Transcribe the records below exactly.

·····

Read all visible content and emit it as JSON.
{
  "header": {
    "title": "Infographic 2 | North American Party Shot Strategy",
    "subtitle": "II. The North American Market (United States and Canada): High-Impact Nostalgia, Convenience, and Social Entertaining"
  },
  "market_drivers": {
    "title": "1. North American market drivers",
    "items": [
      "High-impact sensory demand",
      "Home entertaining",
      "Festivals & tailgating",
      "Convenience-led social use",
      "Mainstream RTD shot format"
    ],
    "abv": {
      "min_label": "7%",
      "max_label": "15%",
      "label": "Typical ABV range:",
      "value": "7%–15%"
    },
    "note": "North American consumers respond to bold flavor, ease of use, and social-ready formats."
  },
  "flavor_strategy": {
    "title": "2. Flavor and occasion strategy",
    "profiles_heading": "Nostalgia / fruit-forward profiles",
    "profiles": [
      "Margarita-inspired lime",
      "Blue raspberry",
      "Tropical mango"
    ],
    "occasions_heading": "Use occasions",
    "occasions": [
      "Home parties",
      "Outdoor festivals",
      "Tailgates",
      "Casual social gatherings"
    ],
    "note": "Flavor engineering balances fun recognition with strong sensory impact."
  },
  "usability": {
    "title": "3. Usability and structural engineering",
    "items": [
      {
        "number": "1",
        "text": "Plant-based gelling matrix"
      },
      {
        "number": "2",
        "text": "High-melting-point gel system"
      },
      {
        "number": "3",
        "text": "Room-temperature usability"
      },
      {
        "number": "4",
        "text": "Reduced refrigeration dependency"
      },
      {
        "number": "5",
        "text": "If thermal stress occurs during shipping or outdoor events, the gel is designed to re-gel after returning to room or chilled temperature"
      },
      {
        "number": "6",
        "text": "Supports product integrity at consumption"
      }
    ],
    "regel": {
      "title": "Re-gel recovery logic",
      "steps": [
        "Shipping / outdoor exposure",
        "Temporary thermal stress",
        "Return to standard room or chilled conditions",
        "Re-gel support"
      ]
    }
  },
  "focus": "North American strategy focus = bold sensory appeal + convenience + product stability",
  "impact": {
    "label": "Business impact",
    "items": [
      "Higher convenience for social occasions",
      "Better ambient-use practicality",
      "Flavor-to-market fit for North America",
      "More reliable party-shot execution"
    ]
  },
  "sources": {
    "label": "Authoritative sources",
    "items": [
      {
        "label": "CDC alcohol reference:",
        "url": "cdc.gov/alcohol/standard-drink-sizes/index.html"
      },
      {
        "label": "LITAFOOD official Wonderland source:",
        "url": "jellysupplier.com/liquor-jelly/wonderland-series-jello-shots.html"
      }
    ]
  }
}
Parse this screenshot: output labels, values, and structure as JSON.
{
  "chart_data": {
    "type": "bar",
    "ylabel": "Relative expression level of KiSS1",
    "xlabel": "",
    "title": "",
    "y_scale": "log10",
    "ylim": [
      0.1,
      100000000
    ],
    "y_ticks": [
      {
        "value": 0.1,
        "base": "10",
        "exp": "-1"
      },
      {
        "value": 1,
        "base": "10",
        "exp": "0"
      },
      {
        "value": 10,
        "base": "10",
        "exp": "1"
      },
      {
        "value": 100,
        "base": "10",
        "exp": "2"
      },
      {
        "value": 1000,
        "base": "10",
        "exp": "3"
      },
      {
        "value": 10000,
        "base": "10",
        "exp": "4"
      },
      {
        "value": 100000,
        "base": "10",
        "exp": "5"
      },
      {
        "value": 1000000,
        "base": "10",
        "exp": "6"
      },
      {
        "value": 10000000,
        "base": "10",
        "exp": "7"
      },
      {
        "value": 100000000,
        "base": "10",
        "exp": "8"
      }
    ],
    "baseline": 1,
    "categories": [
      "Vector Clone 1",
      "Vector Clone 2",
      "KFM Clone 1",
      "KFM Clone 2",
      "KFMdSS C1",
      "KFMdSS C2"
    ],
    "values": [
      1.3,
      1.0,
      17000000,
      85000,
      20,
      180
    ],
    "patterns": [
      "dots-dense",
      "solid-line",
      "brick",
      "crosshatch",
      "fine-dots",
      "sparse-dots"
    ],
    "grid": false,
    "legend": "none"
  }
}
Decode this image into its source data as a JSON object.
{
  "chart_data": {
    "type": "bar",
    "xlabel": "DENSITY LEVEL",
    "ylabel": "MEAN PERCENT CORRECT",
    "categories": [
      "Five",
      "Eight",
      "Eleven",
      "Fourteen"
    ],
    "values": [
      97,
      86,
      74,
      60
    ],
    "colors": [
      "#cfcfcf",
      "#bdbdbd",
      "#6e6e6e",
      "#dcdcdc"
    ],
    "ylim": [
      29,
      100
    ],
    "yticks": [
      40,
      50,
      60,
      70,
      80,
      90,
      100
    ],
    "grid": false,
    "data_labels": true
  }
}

·····

- Response for this exercise -
Read all visible content and emit it as JSON.
{
  "header": {
    "title": "Infographic 2 | North American Party Shot Strategy",
    "subtitle": "II. The North American Market (United States and Canada): High-Impact Nostalgia, Convenience, and Social Entertaining"
  },
  "market_drivers": {
    "title": "1. North American market drivers",
    "items": [
      "High-impact sensory demand",
      "Home entertaining",
      "Festivals & tailgating",
      "Convenience-led social use",
      "Mainstream RTD shot format"
    ],
    "abv": {
      "min_label": "7%",
      "max_label": "15%",
      "label": "Typical ABV range:",
      "value": "7%–15%"
    },
    "note": "North American consumers respond to bold flavor, ease of use, and social-ready formats."
  },
  "flavor_strategy": {
    "title": "2. Flavor and occasion strategy",
    "profiles_heading": "Nostalgia / fruit-forward profiles",
    "profiles": [
      "Margarita-inspired lime",
      "Blue raspberry",
      "Tropical mango"
    ],
    "occasions_heading": "Use occasions",
    "occasions": [
      "Home parties",
      "Outdoor festivals",
      "Tailgates",
      "Casual social gatherings"
    ],
    "note": "Flavor engineering balances fun recognition with strong sensory impact."
  },
  "usability": {
    "title": "3. Usability and structural engineering",
    "items": [
      {
        "number": "1",
        "text": "Plant-based gelling matrix"
      },
      {
        "number": "2",
        "text": "High-melting-point gel system"
      },
      {
        "number": "3",
        "text": "Room-temperature usability"
      },
      {
        "number": "4",
        "text": "Reduced refrigeration dependency"
      },
      {
        "number": "5",
        "text": "If thermal stress occurs during shipping or outdoor events, the gel is designed to re-gel after returning to room or chilled temperature"
      },
      {
        "number": "6",
        "text": "Supports product integrity at consumption"
      }
    ],
    "regel": {
      "title": "Re-gel recovery logic",
      "steps": [
        "Shipping / outdoor exposure",
        "Temporary thermal stress",
        "Return to standard room or chilled conditions",
        "Re-gel support"
      ]
    }
  },
  "focus": "North American strategy focus = bold sensory appeal + convenience + product stability",
  "impact": {
    "label": "Business impact",
    "items": [
      "Higher convenience for social occasions",
      "Better ambient-use practicality",
      "Flavor-to-market fit for North America",
      "More reliable party-shot execution"
    ]
  },
  "sources": {
    "label": "Authoritative sources",
    "items": [
      {
        "label": "CDC alcohol reference:",
        "url": "cdc.gov/alcohol/standard-drink-sizes/index.html"
      },
      {
        "label": "LITAFOOD official Wonderland source:",
        "url": "jellysupplier.com/liquor-jelly/wonderland-series-jello-shots.html"
      }
    ]
  }
}
Parse this screenshot: output labels, values, and structure as JSON.
{
  "chart_data": {
    "type": "bar",
    "ylabel": "Relative expression level of KiSS1",
    "xlabel": "",
    "title": "",
    "y_scale": "log10",
    "ylim": [
      0.1,
      100000000
    ],
    "y_ticks": [
      {
        "value": 0.1,
        "base": "10",
        "exp": "-1"
      },
      {
        "value": 1,
        "base": "10",
        "exp": "0"
      },
      {
        "value": 10,
        "base": "10",
        "exp": "1"
      },
      {
        "value": 100,
        "base": "10",
        "exp": "2"
      },
      {
        "value": 1000,
        "base": "10",
        "exp": "3"
      },
      {
        "value": 10000,
        "base": "10",
        "exp": "4"
      },
      {
        "value": 100000,
        "base": "10",
        "exp": "5"
      },
      {
        "value": 1000000,
        "base": "10",
        "exp": "6"
      },
      {
        "value": 10000000,
        "base": "10",
        "exp": "7"
      },
      {
        "value": 100000000,
        "base": "10",
        "exp": "8"
      }
    ],
    "baseline": 1,
    "categories": [
      "Vector Clone 1",
      "Vector Clone 2",
      "KFM Clone 1",
      "KFM Clone 2",
      "KFMdSS C1",
      "KFMdSS C2"
    ],
    "values": [
      1.3,
      1.0,
      17000000,
      85000,
      20,
      180
    ],
    "patterns": [
      "dots-dense",
      "solid-line",
      "brick",
      "crosshatch",
      "fine-dots",
      "sparse-dots"
    ],
    "grid": false,
    "legend": "none"
  }
}
Decode this image into its source data as a JSON object.
{
  "chart_data": {
    "type": "bar",
    "xlabel": "DENSITY LEVEL",
    "ylabel": "MEAN PERCENT CORRECT",
    "categories": [
      "Five",
      "Eight",
      "Eleven",
      "Fourteen"
    ],
    "values": [
      97,
      86,
      74,
      60
    ],
    "colors": [
      "#cfcfcf",
      "#bdbdbd",
      "#6e6e6e",
      "#dcdcdc"
    ],
    "ylim": [
      29,
      100
    ],
    "yticks": [
      40,
      50,
      60,
      70,
      80,
      90,
      100
    ],
    "grid": false,
    "data_labels": true
  }
}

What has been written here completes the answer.